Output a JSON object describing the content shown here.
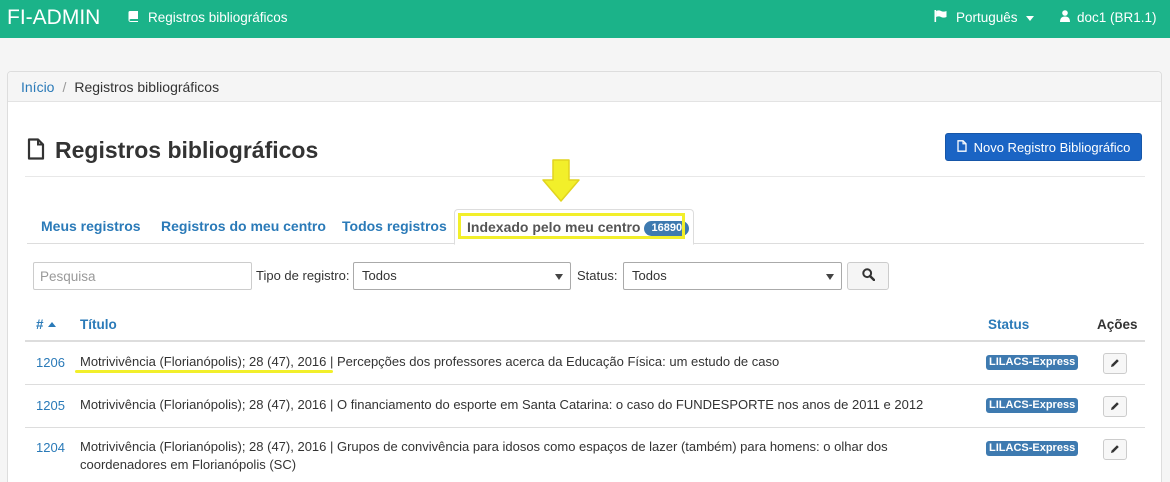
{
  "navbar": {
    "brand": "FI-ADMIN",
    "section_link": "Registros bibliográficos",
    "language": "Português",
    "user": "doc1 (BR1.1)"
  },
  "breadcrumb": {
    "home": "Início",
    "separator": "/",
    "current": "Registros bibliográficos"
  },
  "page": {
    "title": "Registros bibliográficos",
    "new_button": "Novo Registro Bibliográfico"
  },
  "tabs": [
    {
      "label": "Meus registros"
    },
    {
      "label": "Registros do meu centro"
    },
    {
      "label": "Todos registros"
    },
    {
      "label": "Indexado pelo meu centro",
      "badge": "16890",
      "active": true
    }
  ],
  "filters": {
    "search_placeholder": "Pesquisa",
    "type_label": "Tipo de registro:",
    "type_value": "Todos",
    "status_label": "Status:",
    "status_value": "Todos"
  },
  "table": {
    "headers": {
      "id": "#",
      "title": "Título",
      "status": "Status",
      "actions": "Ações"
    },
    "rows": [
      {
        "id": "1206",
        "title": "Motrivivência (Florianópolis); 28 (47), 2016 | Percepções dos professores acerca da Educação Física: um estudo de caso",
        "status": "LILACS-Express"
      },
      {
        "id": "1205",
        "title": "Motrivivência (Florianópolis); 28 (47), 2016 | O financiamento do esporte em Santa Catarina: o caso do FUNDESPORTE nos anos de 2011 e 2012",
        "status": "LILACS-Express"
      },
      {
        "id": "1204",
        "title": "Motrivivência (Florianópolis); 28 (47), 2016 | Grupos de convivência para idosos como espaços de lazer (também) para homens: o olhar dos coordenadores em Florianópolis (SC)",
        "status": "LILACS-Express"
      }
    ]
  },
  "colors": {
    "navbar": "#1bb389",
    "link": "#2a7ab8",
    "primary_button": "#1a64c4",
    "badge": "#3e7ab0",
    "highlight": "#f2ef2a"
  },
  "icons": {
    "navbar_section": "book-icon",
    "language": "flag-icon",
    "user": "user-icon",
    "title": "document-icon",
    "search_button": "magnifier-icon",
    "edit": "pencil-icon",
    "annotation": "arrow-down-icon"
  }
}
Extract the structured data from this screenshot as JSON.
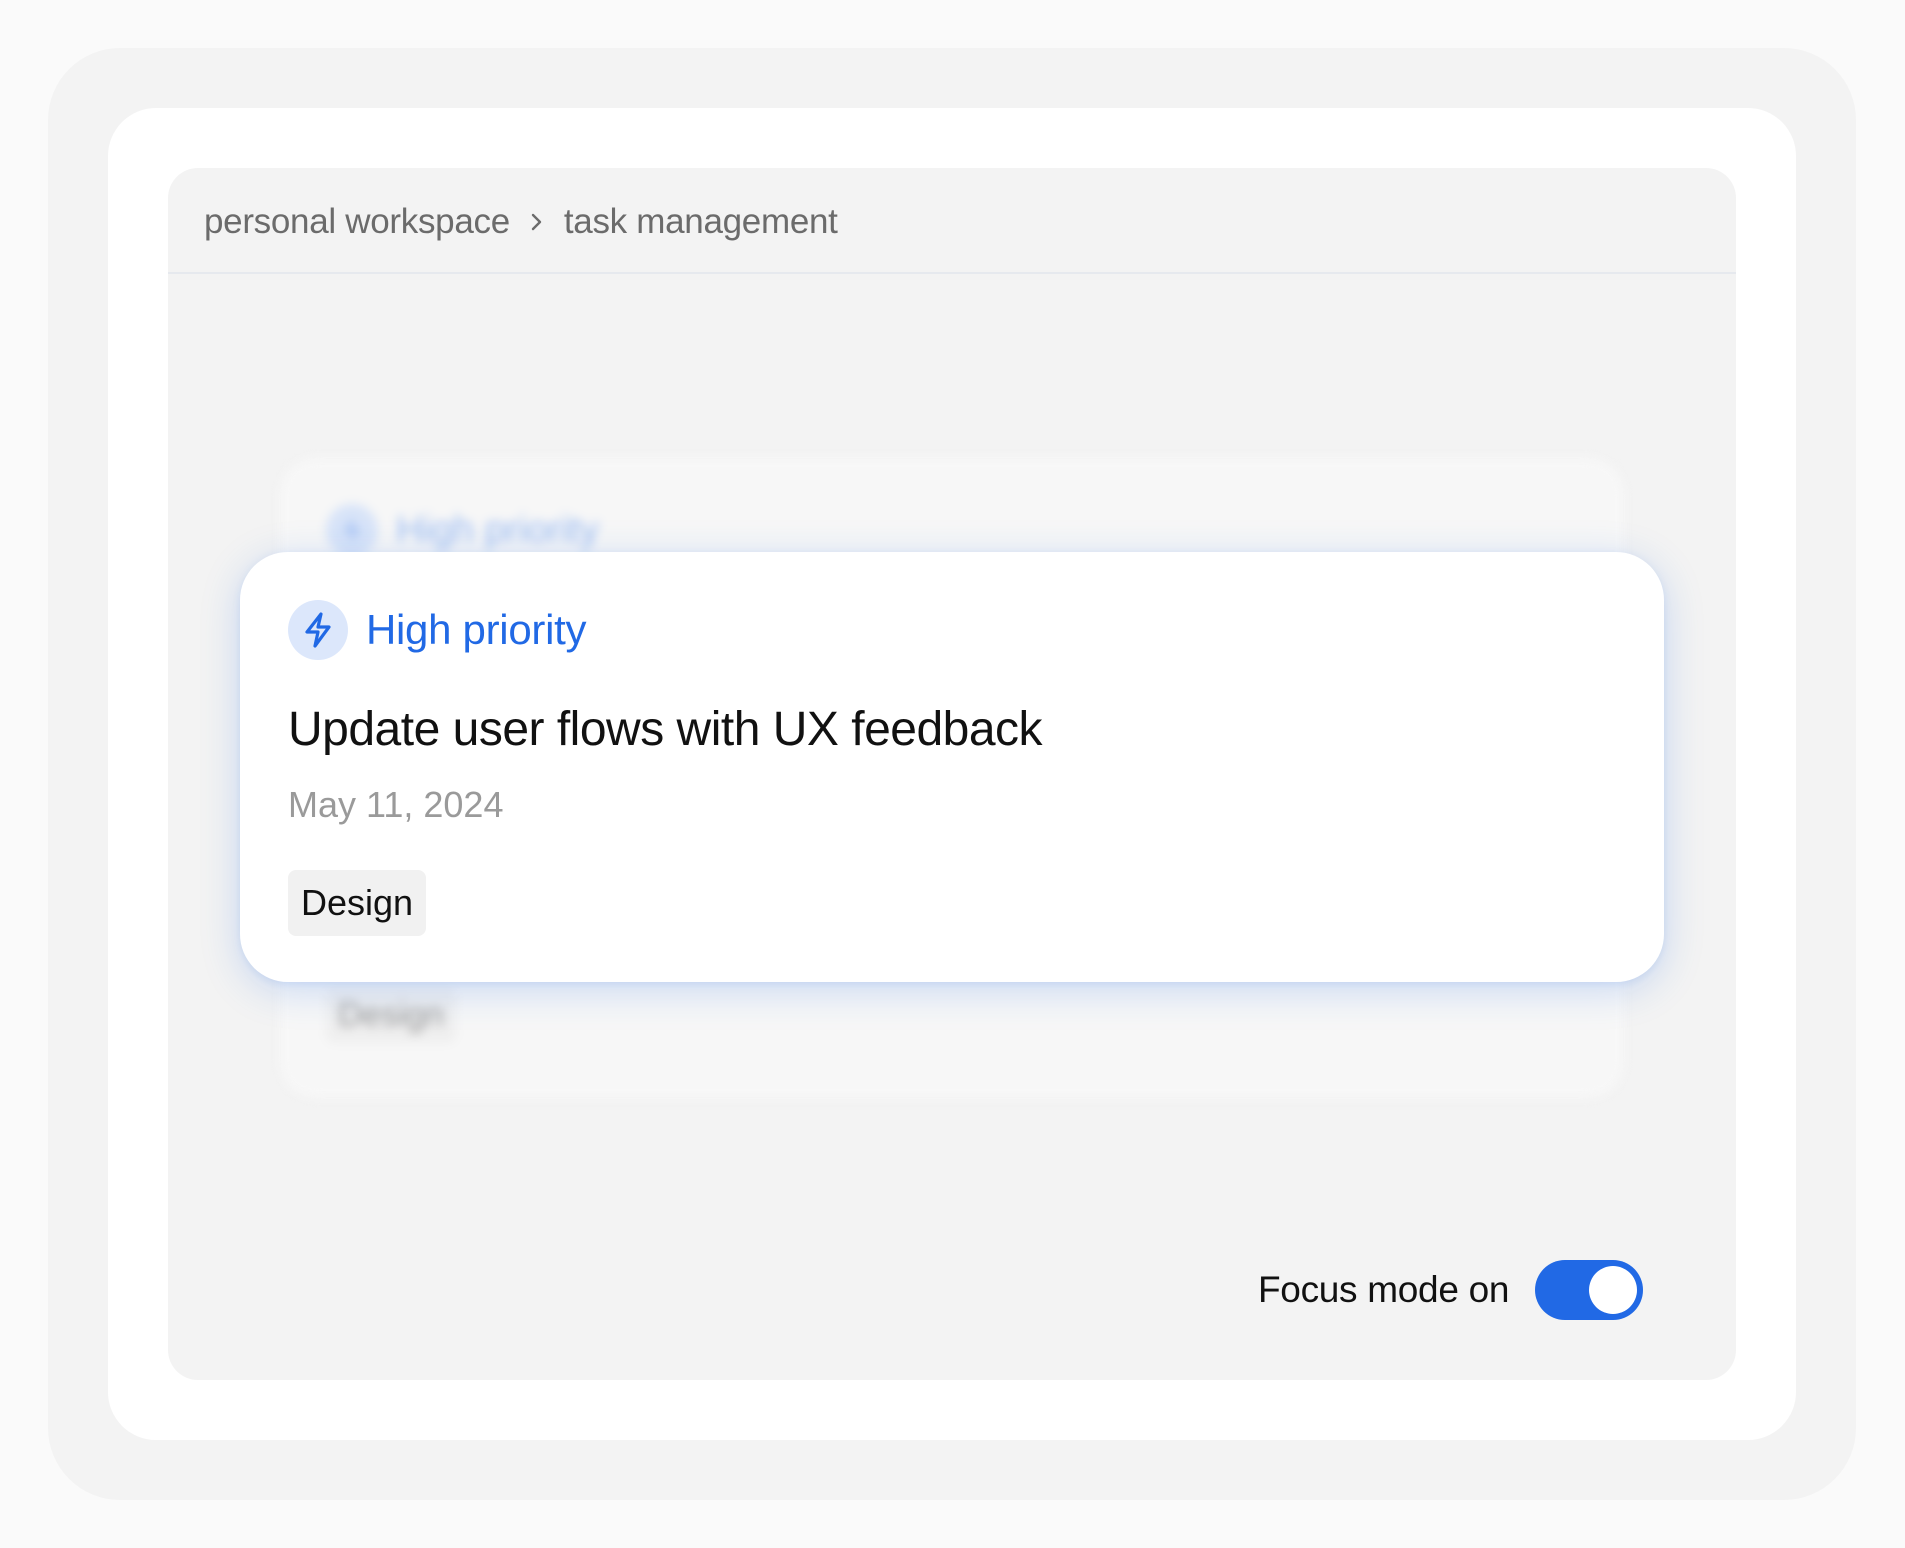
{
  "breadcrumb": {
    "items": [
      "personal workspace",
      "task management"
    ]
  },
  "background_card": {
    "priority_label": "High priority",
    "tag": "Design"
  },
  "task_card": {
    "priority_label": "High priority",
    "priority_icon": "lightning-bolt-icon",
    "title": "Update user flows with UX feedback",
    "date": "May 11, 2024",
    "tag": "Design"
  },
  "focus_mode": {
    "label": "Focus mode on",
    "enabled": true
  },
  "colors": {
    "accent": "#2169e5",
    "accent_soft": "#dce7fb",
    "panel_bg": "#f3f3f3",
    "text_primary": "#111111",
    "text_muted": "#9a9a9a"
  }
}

* * *

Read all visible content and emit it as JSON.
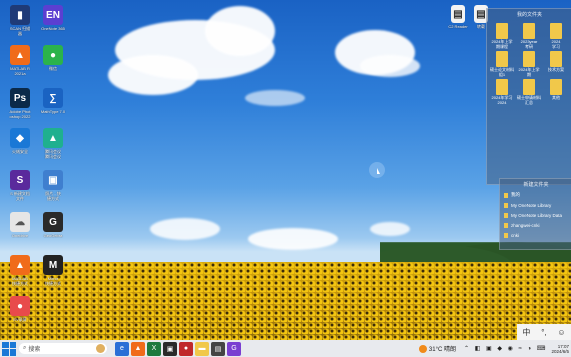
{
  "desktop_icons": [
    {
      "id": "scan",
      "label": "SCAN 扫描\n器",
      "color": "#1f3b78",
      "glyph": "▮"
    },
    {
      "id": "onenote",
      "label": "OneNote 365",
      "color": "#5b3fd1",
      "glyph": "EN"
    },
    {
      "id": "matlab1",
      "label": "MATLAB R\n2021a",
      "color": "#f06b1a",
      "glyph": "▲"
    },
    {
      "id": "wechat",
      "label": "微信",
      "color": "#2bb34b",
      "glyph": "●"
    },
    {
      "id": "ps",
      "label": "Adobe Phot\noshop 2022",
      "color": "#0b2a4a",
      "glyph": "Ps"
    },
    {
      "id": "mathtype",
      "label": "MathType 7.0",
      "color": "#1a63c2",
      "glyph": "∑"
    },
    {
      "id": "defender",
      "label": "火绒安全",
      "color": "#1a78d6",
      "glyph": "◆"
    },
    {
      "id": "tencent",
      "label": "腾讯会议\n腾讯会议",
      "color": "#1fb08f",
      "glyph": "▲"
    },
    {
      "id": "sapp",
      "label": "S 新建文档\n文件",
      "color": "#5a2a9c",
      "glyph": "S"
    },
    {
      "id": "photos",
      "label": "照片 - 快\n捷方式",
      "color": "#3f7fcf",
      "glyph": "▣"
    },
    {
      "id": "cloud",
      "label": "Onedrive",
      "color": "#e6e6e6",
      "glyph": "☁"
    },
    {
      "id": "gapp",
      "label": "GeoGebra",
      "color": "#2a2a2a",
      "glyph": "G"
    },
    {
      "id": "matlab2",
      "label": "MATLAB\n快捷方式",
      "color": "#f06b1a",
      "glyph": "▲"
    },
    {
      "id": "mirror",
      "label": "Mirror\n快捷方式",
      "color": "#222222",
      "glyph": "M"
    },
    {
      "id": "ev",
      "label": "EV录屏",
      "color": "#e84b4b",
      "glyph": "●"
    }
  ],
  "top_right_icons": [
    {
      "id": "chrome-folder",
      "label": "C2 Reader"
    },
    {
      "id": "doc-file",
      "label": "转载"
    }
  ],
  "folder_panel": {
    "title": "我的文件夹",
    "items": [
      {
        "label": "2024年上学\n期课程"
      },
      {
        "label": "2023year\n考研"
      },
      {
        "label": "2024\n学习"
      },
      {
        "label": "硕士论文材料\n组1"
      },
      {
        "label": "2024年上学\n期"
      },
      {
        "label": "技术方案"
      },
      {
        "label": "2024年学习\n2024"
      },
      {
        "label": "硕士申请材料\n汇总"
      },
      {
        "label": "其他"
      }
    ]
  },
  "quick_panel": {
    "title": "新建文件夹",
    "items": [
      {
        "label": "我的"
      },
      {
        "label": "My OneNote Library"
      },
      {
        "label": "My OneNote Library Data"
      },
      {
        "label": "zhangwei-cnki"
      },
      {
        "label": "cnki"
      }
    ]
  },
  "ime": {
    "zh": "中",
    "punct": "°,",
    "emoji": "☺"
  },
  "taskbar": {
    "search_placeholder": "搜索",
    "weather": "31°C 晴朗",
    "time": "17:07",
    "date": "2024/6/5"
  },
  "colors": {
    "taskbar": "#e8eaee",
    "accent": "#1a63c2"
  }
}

--

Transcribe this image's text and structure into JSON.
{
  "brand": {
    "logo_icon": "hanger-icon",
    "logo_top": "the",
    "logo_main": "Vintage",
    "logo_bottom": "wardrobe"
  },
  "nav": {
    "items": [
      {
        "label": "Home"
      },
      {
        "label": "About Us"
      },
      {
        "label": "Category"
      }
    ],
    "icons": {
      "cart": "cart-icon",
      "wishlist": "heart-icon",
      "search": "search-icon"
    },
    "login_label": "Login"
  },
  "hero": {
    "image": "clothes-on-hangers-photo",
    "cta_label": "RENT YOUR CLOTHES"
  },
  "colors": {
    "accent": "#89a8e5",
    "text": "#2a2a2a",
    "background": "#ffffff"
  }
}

GOAL:
Copy each line of the records that contains the word "Todos".

ANSWER FOR THE TASK:
      "label": "Todos registros"
    "type_value": "Todos",
    "status_value": "Todos"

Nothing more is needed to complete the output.